• _YOUR TASK_
Exactly as written, print each record in the listing.
** Start of INPUT **
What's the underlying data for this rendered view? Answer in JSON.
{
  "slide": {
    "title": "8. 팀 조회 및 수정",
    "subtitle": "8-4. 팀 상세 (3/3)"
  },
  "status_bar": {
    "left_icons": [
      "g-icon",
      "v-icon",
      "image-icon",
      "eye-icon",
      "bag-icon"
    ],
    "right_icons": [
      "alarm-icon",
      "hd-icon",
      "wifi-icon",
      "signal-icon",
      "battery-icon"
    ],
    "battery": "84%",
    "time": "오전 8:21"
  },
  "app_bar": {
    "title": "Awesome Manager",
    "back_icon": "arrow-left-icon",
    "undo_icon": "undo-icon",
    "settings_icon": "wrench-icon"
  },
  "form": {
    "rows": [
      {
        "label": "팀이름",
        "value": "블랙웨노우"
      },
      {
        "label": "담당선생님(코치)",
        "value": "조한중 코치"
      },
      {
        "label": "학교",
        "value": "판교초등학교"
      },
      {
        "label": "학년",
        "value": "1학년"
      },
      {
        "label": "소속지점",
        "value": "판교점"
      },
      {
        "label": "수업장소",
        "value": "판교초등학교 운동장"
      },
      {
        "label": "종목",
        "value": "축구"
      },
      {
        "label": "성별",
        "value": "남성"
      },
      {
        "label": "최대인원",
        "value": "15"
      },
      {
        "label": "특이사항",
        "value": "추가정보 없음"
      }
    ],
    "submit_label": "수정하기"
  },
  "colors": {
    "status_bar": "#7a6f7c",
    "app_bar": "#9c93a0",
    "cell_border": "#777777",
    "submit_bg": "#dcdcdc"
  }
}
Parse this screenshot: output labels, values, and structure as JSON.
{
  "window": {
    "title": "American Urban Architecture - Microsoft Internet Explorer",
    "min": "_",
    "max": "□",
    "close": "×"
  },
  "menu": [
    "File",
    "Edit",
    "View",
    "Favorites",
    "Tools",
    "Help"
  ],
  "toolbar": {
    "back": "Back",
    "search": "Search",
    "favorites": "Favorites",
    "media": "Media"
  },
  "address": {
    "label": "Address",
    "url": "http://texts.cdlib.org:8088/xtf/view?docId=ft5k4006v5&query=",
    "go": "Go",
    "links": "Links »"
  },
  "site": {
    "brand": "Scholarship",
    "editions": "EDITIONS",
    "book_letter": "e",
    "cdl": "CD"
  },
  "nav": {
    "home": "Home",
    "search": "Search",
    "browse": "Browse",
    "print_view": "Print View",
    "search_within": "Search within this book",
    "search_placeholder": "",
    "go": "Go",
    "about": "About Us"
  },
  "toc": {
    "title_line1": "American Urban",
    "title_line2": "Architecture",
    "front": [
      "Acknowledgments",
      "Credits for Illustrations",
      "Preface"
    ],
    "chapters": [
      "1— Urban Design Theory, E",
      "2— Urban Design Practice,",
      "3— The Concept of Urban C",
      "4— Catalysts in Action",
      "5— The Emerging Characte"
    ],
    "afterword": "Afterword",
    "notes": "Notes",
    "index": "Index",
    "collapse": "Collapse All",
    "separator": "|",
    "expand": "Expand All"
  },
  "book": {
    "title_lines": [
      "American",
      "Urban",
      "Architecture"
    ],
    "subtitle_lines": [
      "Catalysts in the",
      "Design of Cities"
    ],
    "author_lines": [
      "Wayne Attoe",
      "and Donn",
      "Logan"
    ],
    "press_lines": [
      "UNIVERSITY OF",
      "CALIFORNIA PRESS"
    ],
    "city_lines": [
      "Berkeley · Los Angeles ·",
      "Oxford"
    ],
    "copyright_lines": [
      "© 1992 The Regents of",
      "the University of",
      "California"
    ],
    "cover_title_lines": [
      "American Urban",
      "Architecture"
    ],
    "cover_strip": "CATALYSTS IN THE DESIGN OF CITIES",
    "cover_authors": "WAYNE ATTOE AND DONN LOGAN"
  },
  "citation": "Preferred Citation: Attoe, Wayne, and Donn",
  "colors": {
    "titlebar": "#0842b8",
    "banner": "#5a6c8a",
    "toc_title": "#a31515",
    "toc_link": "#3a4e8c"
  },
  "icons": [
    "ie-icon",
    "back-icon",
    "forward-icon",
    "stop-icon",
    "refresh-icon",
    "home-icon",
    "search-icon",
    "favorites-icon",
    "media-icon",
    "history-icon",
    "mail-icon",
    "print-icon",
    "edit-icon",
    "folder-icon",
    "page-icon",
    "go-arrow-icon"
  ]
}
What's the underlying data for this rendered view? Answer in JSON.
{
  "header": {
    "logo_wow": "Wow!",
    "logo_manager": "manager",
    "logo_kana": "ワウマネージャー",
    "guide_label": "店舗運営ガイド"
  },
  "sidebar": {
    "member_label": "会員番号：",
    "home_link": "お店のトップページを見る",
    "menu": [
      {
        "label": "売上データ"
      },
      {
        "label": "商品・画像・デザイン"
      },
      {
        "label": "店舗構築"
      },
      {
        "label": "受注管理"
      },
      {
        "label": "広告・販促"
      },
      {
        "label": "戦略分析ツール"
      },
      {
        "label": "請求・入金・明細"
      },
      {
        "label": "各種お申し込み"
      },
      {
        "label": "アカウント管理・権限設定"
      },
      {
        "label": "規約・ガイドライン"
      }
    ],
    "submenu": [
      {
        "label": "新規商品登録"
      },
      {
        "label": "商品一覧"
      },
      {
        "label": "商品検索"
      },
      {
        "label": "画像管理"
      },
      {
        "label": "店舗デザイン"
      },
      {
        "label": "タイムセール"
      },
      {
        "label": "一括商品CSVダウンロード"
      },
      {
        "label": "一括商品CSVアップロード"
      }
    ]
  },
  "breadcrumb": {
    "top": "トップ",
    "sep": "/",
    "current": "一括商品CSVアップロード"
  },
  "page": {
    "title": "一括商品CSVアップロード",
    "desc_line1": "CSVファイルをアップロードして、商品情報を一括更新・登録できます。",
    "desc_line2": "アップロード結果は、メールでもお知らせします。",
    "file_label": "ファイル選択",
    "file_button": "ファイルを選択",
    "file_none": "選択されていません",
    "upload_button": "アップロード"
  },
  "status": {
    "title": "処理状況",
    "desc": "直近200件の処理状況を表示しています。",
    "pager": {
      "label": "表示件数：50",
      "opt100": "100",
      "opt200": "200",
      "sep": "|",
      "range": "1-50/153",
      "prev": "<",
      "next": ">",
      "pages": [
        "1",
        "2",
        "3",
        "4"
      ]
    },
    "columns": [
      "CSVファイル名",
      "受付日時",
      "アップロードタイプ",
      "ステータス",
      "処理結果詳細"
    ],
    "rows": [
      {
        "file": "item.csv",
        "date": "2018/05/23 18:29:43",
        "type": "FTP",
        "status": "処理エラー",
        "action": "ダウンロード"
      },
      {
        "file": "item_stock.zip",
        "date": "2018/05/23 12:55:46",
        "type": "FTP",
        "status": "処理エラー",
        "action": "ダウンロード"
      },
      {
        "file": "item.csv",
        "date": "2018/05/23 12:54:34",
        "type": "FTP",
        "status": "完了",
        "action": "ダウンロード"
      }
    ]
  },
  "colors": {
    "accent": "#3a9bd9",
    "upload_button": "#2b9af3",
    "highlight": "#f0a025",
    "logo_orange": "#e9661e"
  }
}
** End of INPUT **
• _WRITTEN ANSWER_
What's the underlying data for this rendered view? Answer in JSON.
{
  "slide": {
    "title": "8. 팀 조회 및 수정",
    "subtitle": "8-4. 팀 상세 (3/3)"
  },
  "status_bar": {
    "left_icons": [
      "g-icon",
      "v-icon",
      "image-icon",
      "eye-icon",
      "bag-icon"
    ],
    "right_icons": [
      "alarm-icon",
      "hd-icon",
      "wifi-icon",
      "signal-icon",
      "battery-icon"
    ],
    "battery": "84%",
    "time": "오전 8:21"
  },
  "app_bar": {
    "title": "Awesome Manager",
    "back_icon": "arrow-left-icon",
    "undo_icon": "undo-icon",
    "settings_icon": "wrench-icon"
  },
  "form": {
    "rows": [
      {
        "label": "팀이름",
        "value": "블랙웨노우"
      },
      {
        "label": "담당선생님(코치)",
        "value": "조한중 코치"
      },
      {
        "label": "학교",
        "value": "판교초등학교"
      },
      {
        "label": "학년",
        "value": "1학년"
      },
      {
        "label": "소속지점",
        "value": "판교점"
      },
      {
        "label": "수업장소",
        "value": "판교초등학교 운동장"
      },
      {
        "label": "종목",
        "value": "축구"
      },
      {
        "label": "성별",
        "value": "남성"
      },
      {
        "label": "최대인원",
        "value": "15"
      },
      {
        "label": "특이사항",
        "value": "추가정보 없음"
      }
    ],
    "submit_label": "수정하기"
  },
  "colors": {
    "status_bar": "#7a6f7c",
    "app_bar": "#9c93a0",
    "cell_border": "#777777",
    "submit_bg": "#dcdcdc"
  }
}
Parse this screenshot: output labels, values, and structure as JSON.
{
  "window": {
    "title": "American Urban Architecture - Microsoft Internet Explorer",
    "min": "_",
    "max": "□",
    "close": "×"
  },
  "menu": [
    "File",
    "Edit",
    "View",
    "Favorites",
    "Tools",
    "Help"
  ],
  "toolbar": {
    "back": "Back",
    "search": "Search",
    "favorites": "Favorites",
    "media": "Media"
  },
  "address": {
    "label": "Address",
    "url": "http://texts.cdlib.org:8088/xtf/view?docId=ft5k4006v5&query=",
    "go": "Go",
    "links": "Links »"
  },
  "site": {
    "brand": "Scholarship",
    "editions": "EDITIONS",
    "book_letter": "e",
    "cdl": "CD"
  },
  "nav": {
    "home": "Home",
    "search": "Search",
    "browse": "Browse",
    "print_view": "Print View",
    "search_within": "Search within this book",
    "search_placeholder": "",
    "go": "Go",
    "about": "About Us"
  },
  "toc": {
    "title_line1": "American Urban",
    "title_line2": "Architecture",
    "front": [
      "Acknowledgments",
      "Credits for Illustrations",
      "Preface"
    ],
    "chapters": [
      "1— Urban Design Theory, E",
      "2— Urban Design Practice,",
      "3— The Concept of Urban C",
      "4— Catalysts in Action",
      "5— The Emerging Characte"
    ],
    "afterword": "Afterword",
    "notes": "Notes",
    "index": "Index",
    "collapse": "Collapse All",
    "separator": "|",
    "expand": "Expand All"
  },
  "book": {
    "title_lines": [
      "American",
      "Urban",
      "Architecture"
    ],
    "subtitle_lines": [
      "Catalysts in the",
      "Design of Cities"
    ],
    "author_lines": [
      "Wayne Attoe",
      "and Donn",
      "Logan"
    ],
    "press_lines": [
      "UNIVERSITY OF",
      "CALIFORNIA PRESS"
    ],
    "city_lines": [
      "Berkeley · Los Angeles ·",
      "Oxford"
    ],
    "copyright_lines": [
      "© 1992 The Regents of",
      "the University of",
      "California"
    ],
    "cover_title_lines": [
      "American Urban",
      "Architecture"
    ],
    "cover_strip": "CATALYSTS IN THE DESIGN OF CITIES",
    "cover_authors": "WAYNE ATTOE AND DONN LOGAN"
  },
  "citation": "Preferred Citation: Attoe, Wayne, and Donn",
  "colors": {
    "titlebar": "#0842b8",
    "banner": "#5a6c8a",
    "toc_title": "#a31515",
    "toc_link": "#3a4e8c"
  },
  "icons": [
    "ie-icon",
    "back-icon",
    "forward-icon",
    "stop-icon",
    "refresh-icon",
    "home-icon",
    "search-icon",
    "favorites-icon",
    "media-icon",
    "history-icon",
    "mail-icon",
    "print-icon",
    "edit-icon",
    "folder-icon",
    "page-icon",
    "go-arrow-icon"
  ]
}
What's the underlying data for this rendered view? Answer in JSON.
{
  "header": {
    "logo_wow": "Wow!",
    "logo_manager": "manager",
    "logo_kana": "ワウマネージャー",
    "guide_label": "店舗運営ガイド"
  },
  "sidebar": {
    "member_label": "会員番号：",
    "home_link": "お店のトップページを見る",
    "menu": [
      {
        "label": "売上データ"
      },
      {
        "label": "商品・画像・デザイン"
      },
      {
        "label": "店舗構築"
      },
      {
        "label": "受注管理"
      },
      {
        "label": "広告・販促"
      },
      {
        "label": "戦略分析ツール"
      },
      {
        "label": "請求・入金・明細"
      },
      {
        "label": "各種お申し込み"
      },
      {
        "label": "アカウント管理・権限設定"
      },
      {
        "label": "規約・ガイドライン"
      }
    ],
    "submenu": [
      {
        "label": "新規商品登録"
      },
      {
        "label": "商品一覧"
      },
      {
        "label": "商品検索"
      },
      {
        "label": "画像管理"
      },
      {
        "label": "店舗デザイン"
      },
      {
        "label": "タイムセール"
      },
      {
        "label": "一括商品CSVダウンロード"
      },
      {
        "label": "一括商品CSVアップロード"
      }
    ]
  },
  "breadcrumb": {
    "top": "トップ",
    "sep": "/",
    "current": "一括商品CSVアップロード"
  },
  "page": {
    "title": "一括商品CSVアップロード",
    "desc_line1": "CSVファイルをアップロードして、商品情報を一括更新・登録できます。",
    "desc_line2": "アップロード結果は、メールでもお知らせします。",
    "file_label": "ファイル選択",
    "file_button": "ファイルを選択",
    "file_none": "選択されていません",
    "upload_button": "アップロード"
  },
  "status": {
    "title": "処理状況",
    "desc": "直近200件の処理状況を表示しています。",
    "pager": {
      "label": "表示件数：50",
      "opt100": "100",
      "opt200": "200",
      "sep": "|",
      "range": "1-50/153",
      "prev": "<",
      "next": ">",
      "pages": [
        "1",
        "2",
        "3",
        "4"
      ]
    },
    "columns": [
      "CSVファイル名",
      "受付日時",
      "アップロードタイプ",
      "ステータス",
      "処理結果詳細"
    ],
    "rows": [
      {
        "file": "item.csv",
        "date": "2018/05/23 18:29:43",
        "type": "FTP",
        "status": "処理エラー",
        "action": "ダウンロード"
      },
      {
        "file": "item_stock.zip",
        "date": "2018/05/23 12:55:46",
        "type": "FTP",
        "status": "処理エラー",
        "action": "ダウンロード"
      },
      {
        "file": "item.csv",
        "date": "2018/05/23 12:54:34",
        "type": "FTP",
        "status": "完了",
        "action": "ダウンロード"
      }
    ]
  },
  "colors": {
    "accent": "#3a9bd9",
    "upload_button": "#2b9af3",
    "highlight": "#f0a025",
    "logo_orange": "#e9661e"
  }
}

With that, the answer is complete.